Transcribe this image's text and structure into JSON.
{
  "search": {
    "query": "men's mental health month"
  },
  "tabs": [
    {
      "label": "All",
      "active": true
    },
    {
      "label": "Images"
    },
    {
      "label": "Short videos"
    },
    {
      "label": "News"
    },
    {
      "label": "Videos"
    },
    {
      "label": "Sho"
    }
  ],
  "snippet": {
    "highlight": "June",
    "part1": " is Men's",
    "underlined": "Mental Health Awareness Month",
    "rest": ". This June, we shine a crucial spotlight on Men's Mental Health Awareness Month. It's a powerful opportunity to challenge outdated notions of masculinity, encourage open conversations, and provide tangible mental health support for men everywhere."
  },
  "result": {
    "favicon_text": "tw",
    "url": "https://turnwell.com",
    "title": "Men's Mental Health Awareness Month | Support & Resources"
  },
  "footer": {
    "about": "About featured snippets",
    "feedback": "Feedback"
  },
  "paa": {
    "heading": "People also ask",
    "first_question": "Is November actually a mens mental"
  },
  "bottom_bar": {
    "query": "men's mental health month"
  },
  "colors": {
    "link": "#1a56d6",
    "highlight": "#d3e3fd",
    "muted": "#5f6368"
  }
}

▸ **Request**: Of the lines in the records, determine how many contain the word "label", and report that number alone.

▸ **Reply to the task**: 6